■ **WHAT TO DO**
Turn every line in the records below into a numbered list, leaving out blank lines and pictures.

■ **DATA RECORDS**
* * * * *
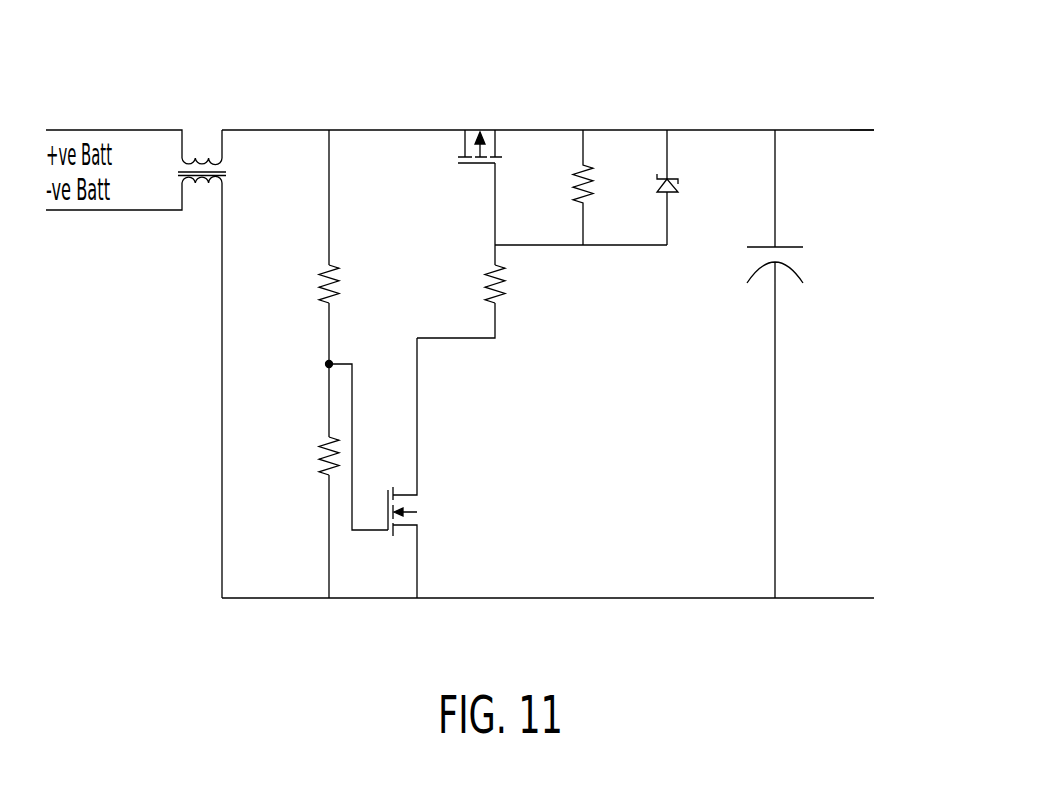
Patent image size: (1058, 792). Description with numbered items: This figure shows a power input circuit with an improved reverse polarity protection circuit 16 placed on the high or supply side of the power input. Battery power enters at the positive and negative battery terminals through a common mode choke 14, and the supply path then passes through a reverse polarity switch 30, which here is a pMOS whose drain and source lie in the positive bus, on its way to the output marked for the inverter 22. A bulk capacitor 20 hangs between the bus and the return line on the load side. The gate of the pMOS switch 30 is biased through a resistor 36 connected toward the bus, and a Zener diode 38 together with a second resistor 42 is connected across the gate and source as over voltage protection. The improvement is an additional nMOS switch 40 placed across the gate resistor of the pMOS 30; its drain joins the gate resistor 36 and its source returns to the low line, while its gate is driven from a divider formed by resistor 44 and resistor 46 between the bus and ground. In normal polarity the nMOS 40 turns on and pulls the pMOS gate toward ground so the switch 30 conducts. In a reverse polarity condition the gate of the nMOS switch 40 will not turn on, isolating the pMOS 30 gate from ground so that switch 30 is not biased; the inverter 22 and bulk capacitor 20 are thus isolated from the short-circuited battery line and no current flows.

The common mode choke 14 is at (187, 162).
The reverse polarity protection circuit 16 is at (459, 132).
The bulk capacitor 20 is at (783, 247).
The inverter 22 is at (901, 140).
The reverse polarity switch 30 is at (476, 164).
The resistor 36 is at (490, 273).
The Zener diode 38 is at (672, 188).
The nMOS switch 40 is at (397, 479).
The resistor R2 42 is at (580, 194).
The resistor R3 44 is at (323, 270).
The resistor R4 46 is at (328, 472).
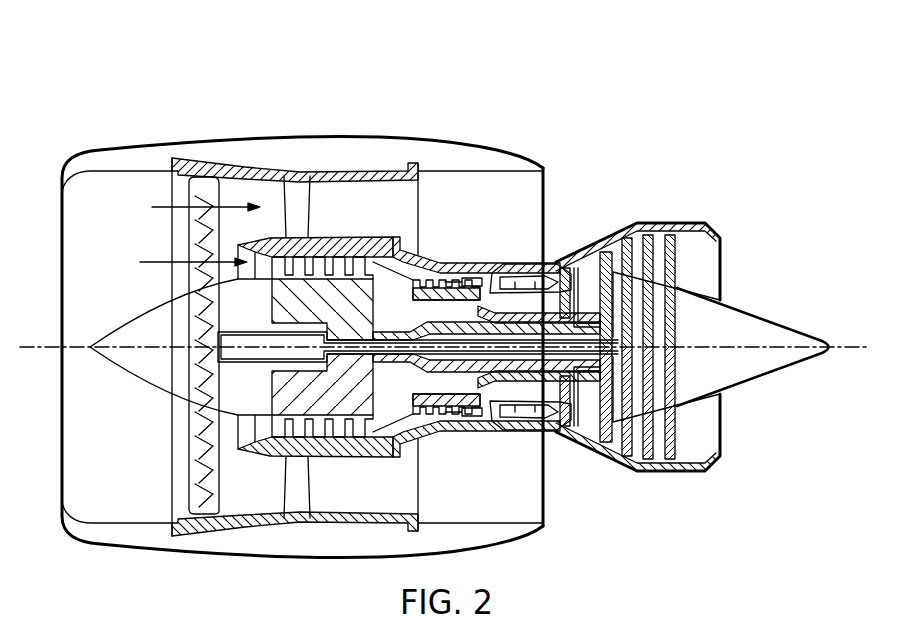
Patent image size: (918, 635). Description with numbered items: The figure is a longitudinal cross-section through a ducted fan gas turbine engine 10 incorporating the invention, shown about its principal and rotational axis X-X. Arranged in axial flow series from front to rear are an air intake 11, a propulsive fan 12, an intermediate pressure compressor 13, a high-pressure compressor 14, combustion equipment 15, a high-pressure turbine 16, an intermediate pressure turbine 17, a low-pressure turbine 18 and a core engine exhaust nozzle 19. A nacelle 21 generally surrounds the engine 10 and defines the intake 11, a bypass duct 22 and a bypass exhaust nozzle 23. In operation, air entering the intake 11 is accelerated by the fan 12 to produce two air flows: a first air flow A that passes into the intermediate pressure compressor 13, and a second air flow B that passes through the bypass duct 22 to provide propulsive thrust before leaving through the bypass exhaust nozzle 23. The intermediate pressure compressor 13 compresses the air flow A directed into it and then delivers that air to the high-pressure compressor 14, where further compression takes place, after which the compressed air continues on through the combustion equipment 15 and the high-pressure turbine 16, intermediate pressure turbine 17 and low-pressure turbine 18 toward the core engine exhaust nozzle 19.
* * * * *
■ **OUTPUT OF THE TASK**
1. Patent image size: (1058, 792). Description with numbered items: This figure shows a power input circuit with an improved reverse polarity protection circuit 16 placed on the high or supply side of the power input. Battery power enters at the positive and negative battery terminals through a common mode choke 14, and the supply path then passes through a reverse polarity switch 30, which here is a pMOS whose drain and source lie in the positive bus, on its way to the output marked for the inverter 22. A bulk capacitor 20 hangs between the bus and the return line on the load side. The gate of the pMOS switch 30 is biased through a resistor 36 connected toward the bus, and a Zener diode 38 together with a second resistor 42 is connected across the gate and source as over voltage protection. The improvement is an additional nMOS switch 40 placed across the gate resistor of the pMOS 30; its drain joins the gate resistor 36 and its source returns to the low line, while its gate is driven from a divider formed by resistor 44 and resistor 46 between the bus and ground. In normal polarity the nMOS 40 turns on and pulls the pMOS gate toward ground so the switch 30 conducts. In a reverse polarity condition the gate of the nMOS switch 40 will not turn on, isolating the pMOS 30 gate from ground so that switch 30 is not biased; the inverter 22 and bulk capacitor 20 are thus isolated from the short-circuited battery line and no current flows.
2. The common mode choke 14 is at (187, 162).
3. The reverse polarity protection circuit 16 is at (459, 132).
4. The bulk capacitor 20 is at (783, 247).
5. The inverter 22 is at (901, 140).
6. The reverse polarity switch 30 is at (476, 164).
7. The resistor 36 is at (490, 273).
8. The Zener diode 38 is at (672, 188).
9. The nMOS switch 40 is at (397, 479).
10. The resistor R2 42 is at (580, 194).
11. The resistor R3 44 is at (323, 270).
12. The resistor R4 46 is at (328, 472).
13. Patent image size: (918, 635). Description with numbered items: The figure is a longitudinal cross-section through a ducted fan gas turbine engine 10 incorporating the invention, shown about its principal and rotational axis X-X. Arranged in axial flow series from front to rear are an air intake 11, a propulsive fan 12, an intermediate pressure compressor 13, a high-pressure compressor 14, combustion equipment 15, a high-pressure turbine 16, an intermediate pressure turbine 17, a low-pressure turbine 18 and a core engine exhaust nozzle 19. A nacelle 21 generally surrounds the engine 10 and defines the intake 11, a bypass duct 22 and a bypass exhaust nozzle 23. In operation, air entering the intake 11 is accelerated by the fan 12 to produce two air flows: a first air flow A that passes into the intermediate pressure compressor 13, and a second air flow B that passes through the bypass duct 22 to provide propulsive thrust before leaving through the bypass exhaust nozzle 23. The intermediate pressure compressor 13 compresses the air flow A directed into it and then delivers that air to the high-pressure compressor 14, where further compression takes place, after which the compressed air continues on through the combustion equipment 15 and the high-pressure turbine 16, intermediate pressure turbine 17 and low-pressure turbine 18 toward the core engine exhaust nozzle 19.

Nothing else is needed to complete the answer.